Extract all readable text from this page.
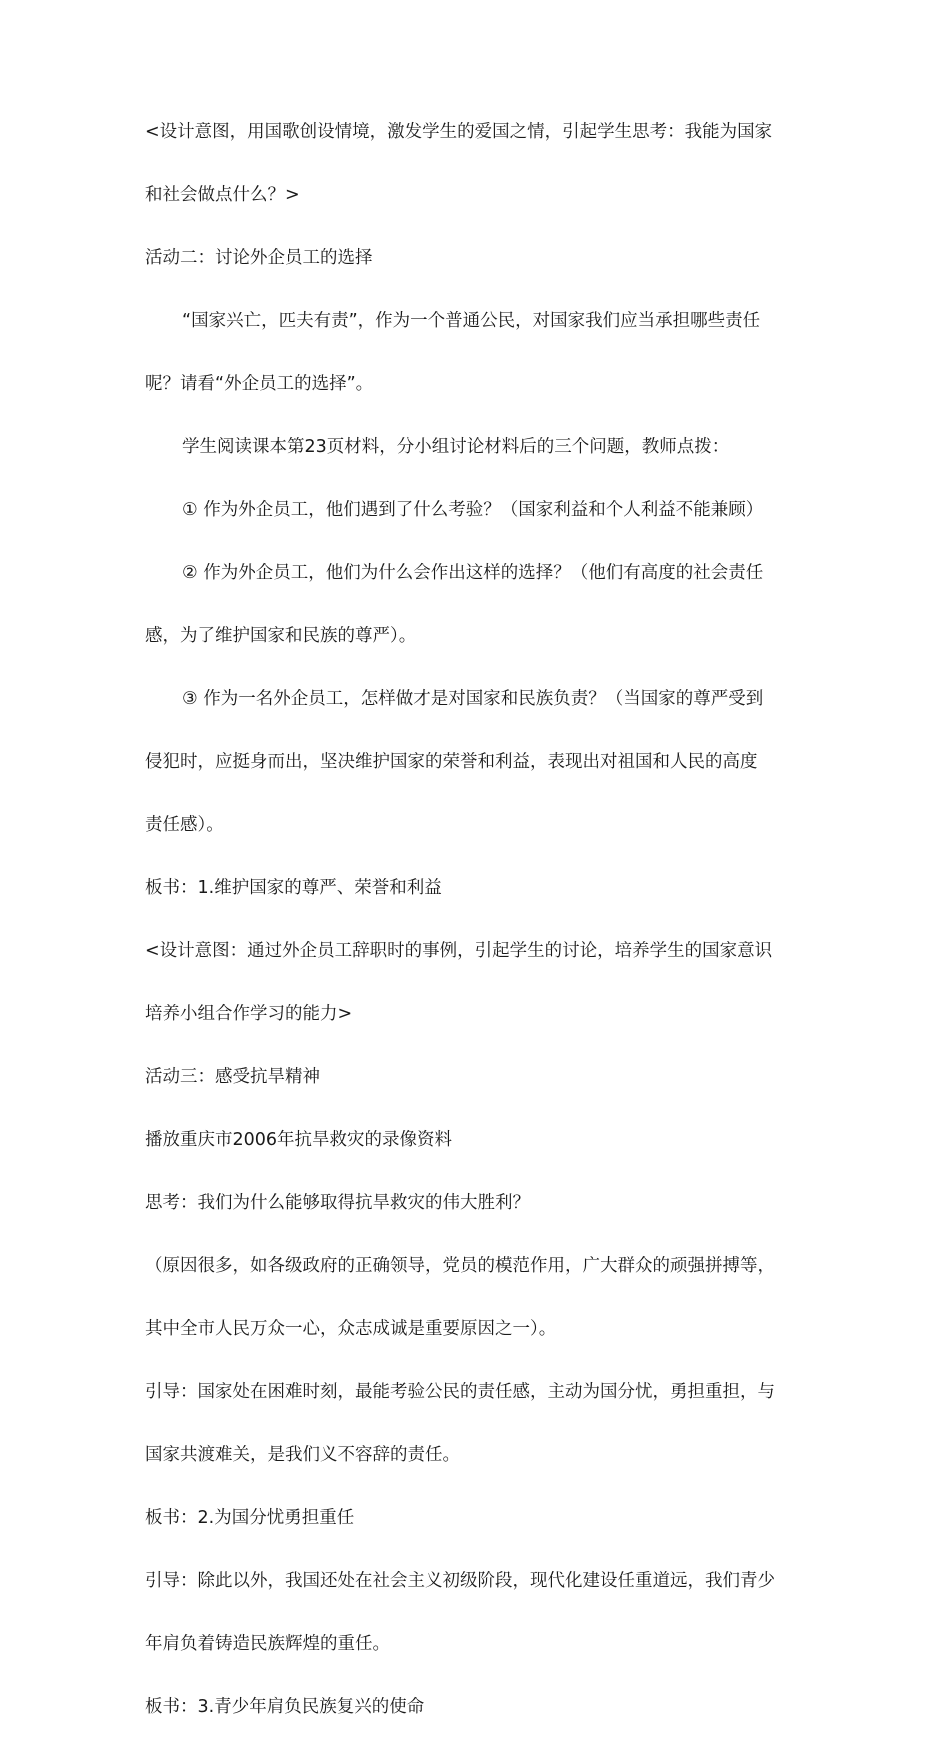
<设计意图，用国歌创设情境，激发学生的爱国之情，引起学生思考：我能为国家

和社会做点什么？>

活动二：讨论外企员工的选择

“国家兴亡，匹夫有责”，作为一个普通公民，对国家我们应当承担哪些责任

呢？请看“外企员工的选择”。

学生阅读课本第23页材料，分小组讨论材料后的三个问题，教师点拨：

① 作为外企员工，他们遇到了什么考验？（国家利益和个人利益不能兼顾）

② 作为外企员工，他们为什么会作出这样的选择？（他们有高度的社会责任

感，为了维护国家和民族的尊严）。

③ 作为一名外企员工，怎样做才是对国家和民族负责？（当国家的尊严受到

侵犯时，应挺身而出，坚决维护国家的荣誉和利益，表现出对祖国和人民的高度

责任感）。

板书：1.维护国家的尊严、荣誉和利益

<设计意图：通过外企员工辞职时的事例，引起学生的讨论，培养学生的国家意识

培养小组合作学习的能力>

活动三：感受抗旱精神

播放重庆市2006年抗旱救灾的录像资料

思考：我们为什么能够取得抗旱救灾的伟大胜利？

（原因很多，如各级政府的正确领导，党员的模范作用，广大群众的顽强拼搏等，

其中全市人民万众一心，众志成诚是重要原因之一）。

引导：国家处在困难时刻，最能考验公民的责任感，主动为国分忧，勇担重担，与

国家共渡难关，是我们义不容辞的责任。

板书：2.为国分忧勇担重任

引导：除此以外，我国还处在社会主义初级阶段，现代化建设任重道远，我们青少

年肩负着铸造民族辉煌的重任。

板书：3.青少年肩负民族复兴的使命
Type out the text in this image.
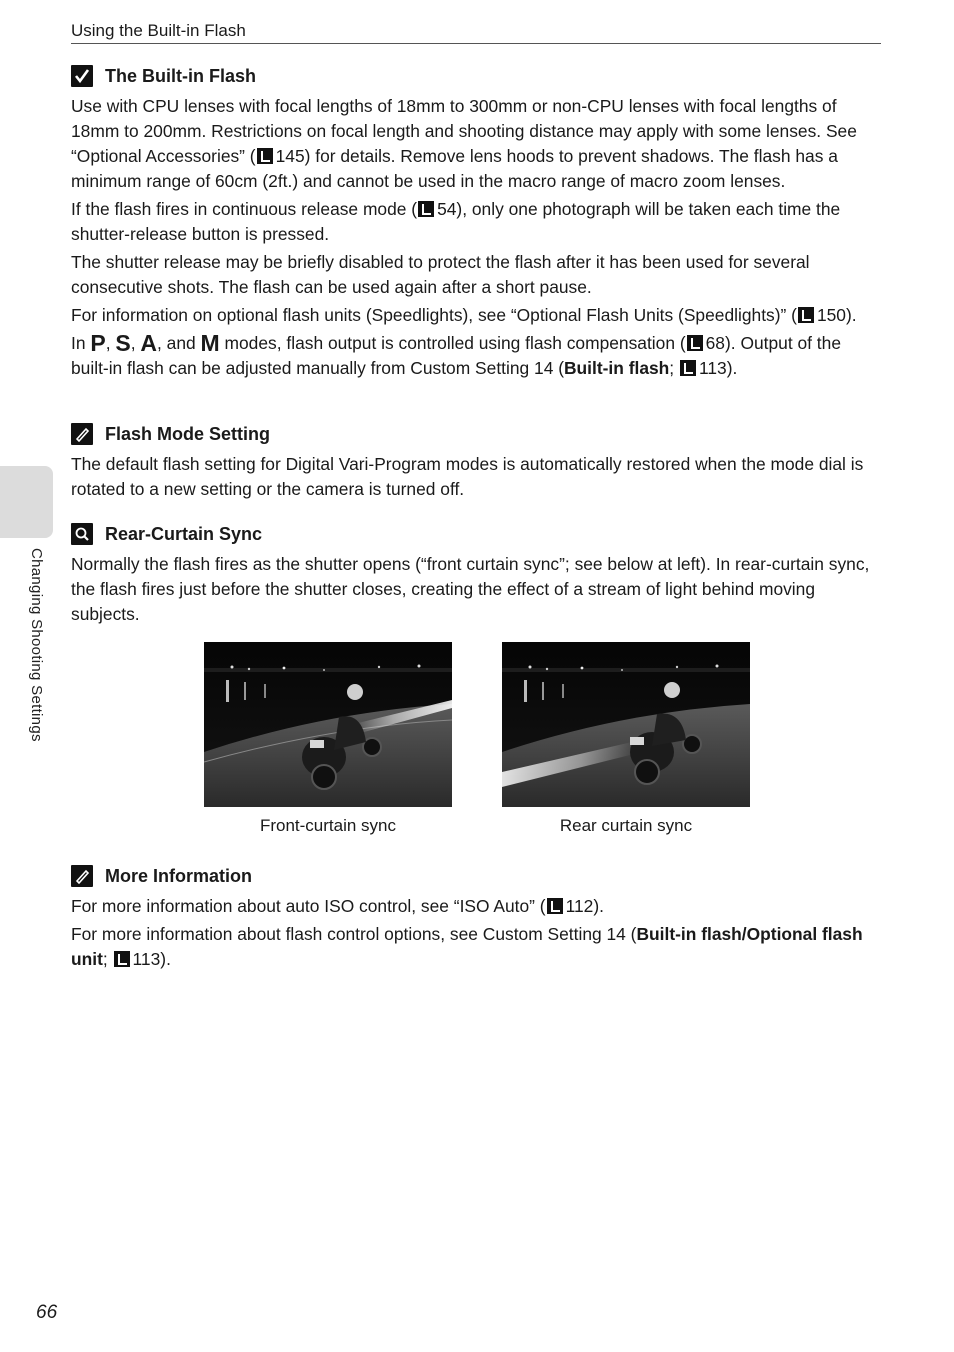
Using the Built-in Flash
Changing Shooting Settings
The Built-in Flash

Use with CPU lenses with focal lengths of 18mm to 300mm or non-CPU lenses with focal lengths of 18mm to 200mm. Restrictions on focal length and shooting distance may apply with some lenses. See “Optional Accessories” ( 145) for details. Remove lens hoods to prevent shadows. The flash has a minimum range of 60cm (2ft.) and cannot be used in the macro range of macro zoom lenses.

If the flash fires in continuous release mode ( 54), only one photograph will be taken each time the shutter-release button is pressed.

The shutter release may be briefly disabled to protect the flash after it has been used for several consecutive shots. The flash can be used again after a short pause.

For information on optional flash units (Speedlights), see “Optional Flash Units (Speedlights)” ( 150).

In P, S, A, and M modes, flash output is controlled using flash compensation ( 68). Output of the built-in flash can be adjusted manually from Custom Setting 14 (Built-in flash; 113).

Flash Mode Setting

The default flash setting for Digital Vari-Program modes is automatically restored when the mode dial is rotated to a new setting or the camera is turned off.

Rear-Curtain Sync

Normally the flash fires as the shutter opens (“front curtain sync”; see below at left). In rear-curtain sync, the flash fires just before the shutter closes, creating the effect of a stream of light behind moving subjects.

Front-curtain sync	Rear curtain sync
More Information

For more information about auto ISO control, see “ISO Auto” ( 112).

For more information about flash control options, see Custom Setting 14 (Built-in flash/Optional flash unit; 113).

66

TASK OBJECTIVE:
Retype every entry verbatim and exclude the pictures from the copy.

REPLY:
Extract all readable text from this page.
<设计意图，用国歌创设情境，激发学生的爱国之情，引起学生思考：我能为国家

和社会做点什么？>

活动二：讨论外企员工的选择

“国家兴亡，匹夫有责”，作为一个普通公民，对国家我们应当承担哪些责任

呢？请看“外企员工的选择”。

学生阅读课本第23页材料，分小组讨论材料后的三个问题，教师点拨：

① 作为外企员工，他们遇到了什么考验？（国家利益和个人利益不能兼顾）

② 作为外企员工，他们为什么会作出这样的选择？（他们有高度的社会责任

感，为了维护国家和民族的尊严）。

③ 作为一名外企员工，怎样做才是对国家和民族负责？（当国家的尊严受到

侵犯时，应挺身而出，坚决维护国家的荣誉和利益，表现出对祖国和人民的高度

责任感）。

板书：1.维护国家的尊严、荣誉和利益

<设计意图：通过外企员工辞职时的事例，引起学生的讨论，培养学生的国家意识

培养小组合作学习的能力>

活动三：感受抗旱精神

播放重庆市2006年抗旱救灾的录像资料

思考：我们为什么能够取得抗旱救灾的伟大胜利？

（原因很多，如各级政府的正确领导，党员的模范作用，广大群众的顽强拼搏等，

其中全市人民万众一心，众志成诚是重要原因之一）。

引导：国家处在困难时刻，最能考验公民的责任感，主动为国分忧，勇担重担，与

国家共渡难关，是我们义不容辞的责任。

板书：2.为国分忧勇担重任

引导：除此以外，我国还处在社会主义初级阶段，现代化建设任重道远，我们青少

年肩负着铸造民族辉煌的重任。

板书：3.青少年肩负民族复兴的使命
Type out the text in this image.
Using the Built-in Flash
Changing Shooting Settings
The Built-in Flash

Use with CPU lenses with focal lengths of 18mm to 300mm or non-CPU lenses with focal lengths of 18mm to 200mm. Restrictions on focal length and shooting distance may apply with some lenses. See “Optional Accessories” ( 145) for details. Remove lens hoods to prevent shadows. The flash has a minimum range of 60cm (2ft.) and cannot be used in the macro range of macro zoom lenses.

If the flash fires in continuous release mode ( 54), only one photograph will be taken each time the shutter-release button is pressed.

The shutter release may be briefly disabled to protect the flash after it has been used for several consecutive shots. The flash can be used again after a short pause.

For information on optional flash units (Speedlights), see “Optional Flash Units (Speedlights)” ( 150).

In P, S, A, and M modes, flash output is controlled using flash compensation ( 68). Output of the built-in flash can be adjusted manually from Custom Setting 14 (Built-in flash; 113).

Flash Mode Setting

The default flash setting for Digital Vari-Program modes is automatically restored when the mode dial is rotated to a new setting or the camera is turned off.

Rear-Curtain Sync

Normally the flash fires as the shutter opens (“front curtain sync”; see below at left). In rear-curtain sync, the flash fires just before the shutter closes, creating the effect of a stream of light behind moving subjects.

Front-curtain sync	Rear curtain sync
More Information

For more information about auto ISO control, see “ISO Auto” ( 112).

For more information about flash control options, see Custom Setting 14 (Built-in flash/Optional flash unit; 113).

66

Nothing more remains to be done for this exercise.